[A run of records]
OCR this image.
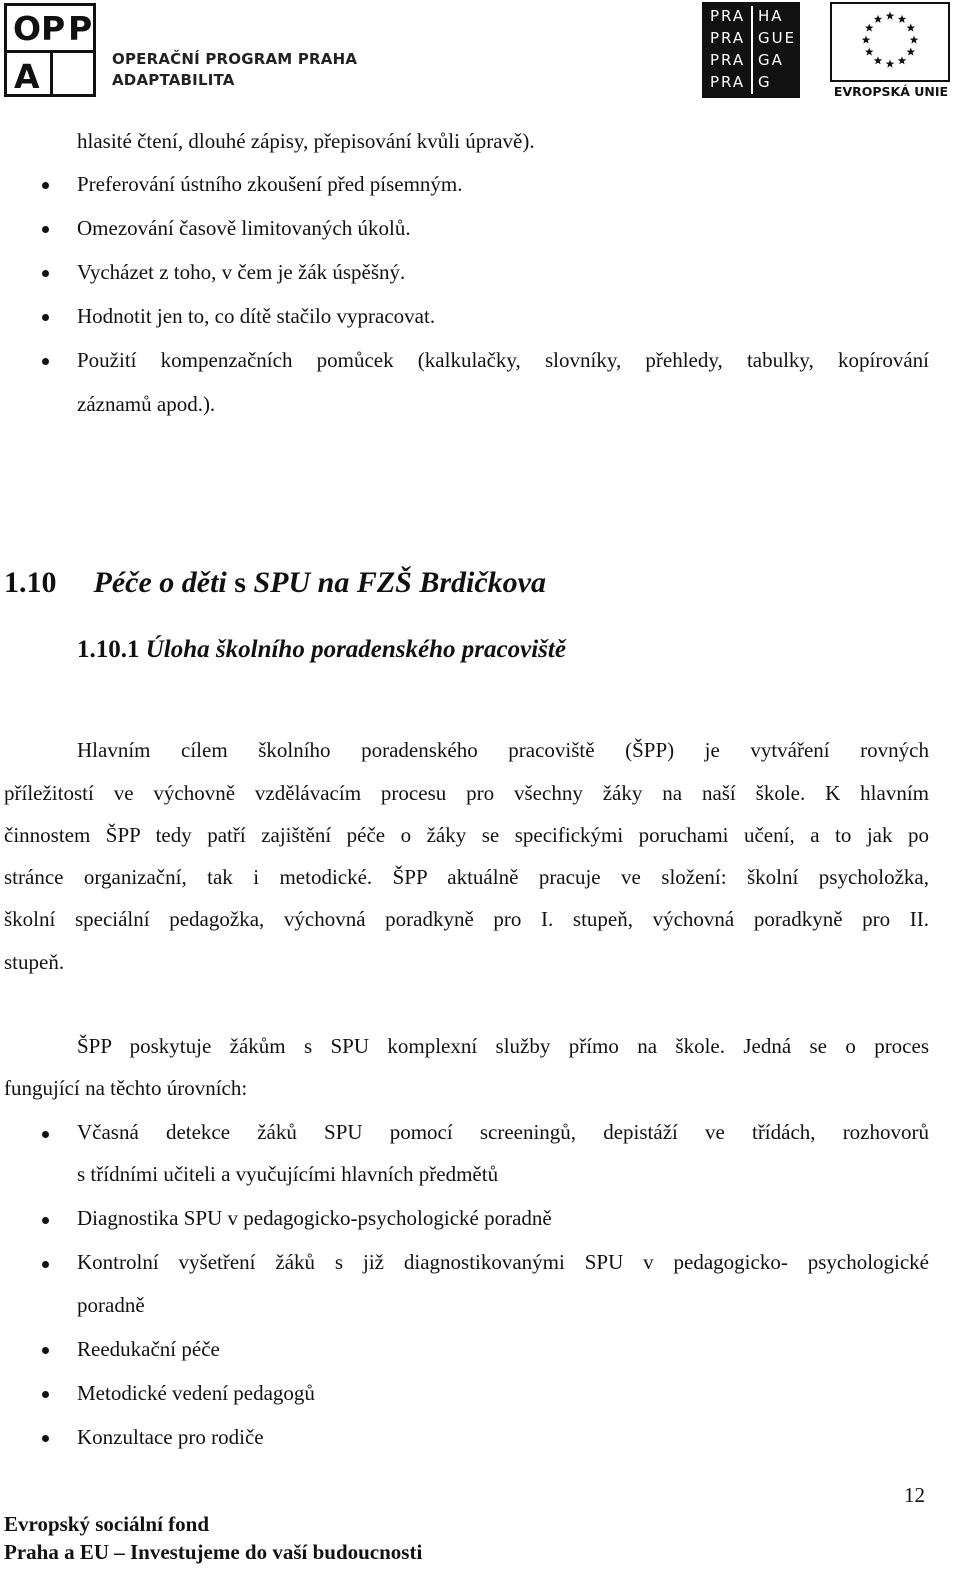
O P P
A	OPERAČNÍ PROGRAM PRAHA
ADAPTABILITA
PRA HA
PRA GUE
PRA GA
PRA G
EVROPSKÁ UNIE
hlasité čtení, dlouhé zápisy, přepisování kvůli úpravě).
Preferování ústního zkoušení před písemným.
Omezování časově limitovaných úkolů.
Vycházet z toho, v čem je žák úspěšný.
Hodnotit jen to, co dítě stačilo vypracovat.
Použití kompenzačních pomůcek (kalkulačky, slovníky, přehledy, tabulky, kopírování
záznamů apod.).
1.10 Péče o děti s SPU na FZŠ Brdičkova
1.10.1 Úloha školního poradenského pracoviště
Hlavním cílem školního poradenského pracoviště (ŠPP) je vytváření rovných
příležitostí ve výchovně vzdělávacím procesu pro všechny žáky na naší škole. K hlavním
činnostem ŠPP tedy patří zajištění péče o žáky se specifickými poruchami učení, a to jak po
stránce organizační, tak i metodické. ŠPP aktuálně pracuje ve složení: školní psycholožka,
školní speciální pedagožka, výchovná poradkyně pro I. stupeň, výchovná poradkyně pro II.
stupeň.
ŠPP poskytuje žákům s SPU komplexní služby přímo na škole. Jedná se o proces
fungující na těchto úrovních:
Včasná detekce žáků SPU pomocí screeningů, depistáží ve třídách, rozhovorů
s třídními učiteli a vyučujícími hlavních předmětů
Diagnostika SPU v pedagogicko-psychologické poradně
Kontrolní vyšetření žáků s již diagnostikovanými SPU v pedagogicko- psychologické
poradně
Reedukační péče
Metodické vedení pedagogů
Konzultace pro rodiče
12
Evropský sociální fond
Praha a EU – Investujeme do vaší budoucnosti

▶ [YOUR INSTRUCTIONS]
Write out each line of the data exactly; the images should be left out.

▶ [TASK SOLUTION]
OCR this image.
O P P
A	OPERAČNÍ PROGRAM PRAHA
ADAPTABILITA
PRA HA
PRA GUE
PRA GA
PRA G
EVROPSKÁ UNIE
hlasité čtení, dlouhé zápisy, přepisování kvůli úpravě).
Preferování ústního zkoušení před písemným.
Omezování časově limitovaných úkolů.
Vycházet z toho, v čem je žák úspěšný.
Hodnotit jen to, co dítě stačilo vypracovat.
Použití kompenzačních pomůcek (kalkulačky, slovníky, přehledy, tabulky, kopírování
záznamů apod.).
1.10 Péče o děti s SPU na FZŠ Brdičkova
1.10.1 Úloha školního poradenského pracoviště
Hlavním cílem školního poradenského pracoviště (ŠPP) je vytváření rovných
příležitostí ve výchovně vzdělávacím procesu pro všechny žáky na naší škole. K hlavním
činnostem ŠPP tedy patří zajištění péče o žáky se specifickými poruchami učení, a to jak po
stránce organizační, tak i metodické. ŠPP aktuálně pracuje ve složení: školní psycholožka,
školní speciální pedagožka, výchovná poradkyně pro I. stupeň, výchovná poradkyně pro II.
stupeň.
ŠPP poskytuje žákům s SPU komplexní služby přímo na škole. Jedná se o proces
fungující na těchto úrovních:
Včasná detekce žáků SPU pomocí screeningů, depistáží ve třídách, rozhovorů
s třídními učiteli a vyučujícími hlavních předmětů
Diagnostika SPU v pedagogicko-psychologické poradně
Kontrolní vyšetření žáků s již diagnostikovanými SPU v pedagogicko- psychologické
poradně
Reedukační péče
Metodické vedení pedagogů
Konzultace pro rodiče
12
Evropský sociální fond
Praha a EU – Investujeme do vaší budoucnosti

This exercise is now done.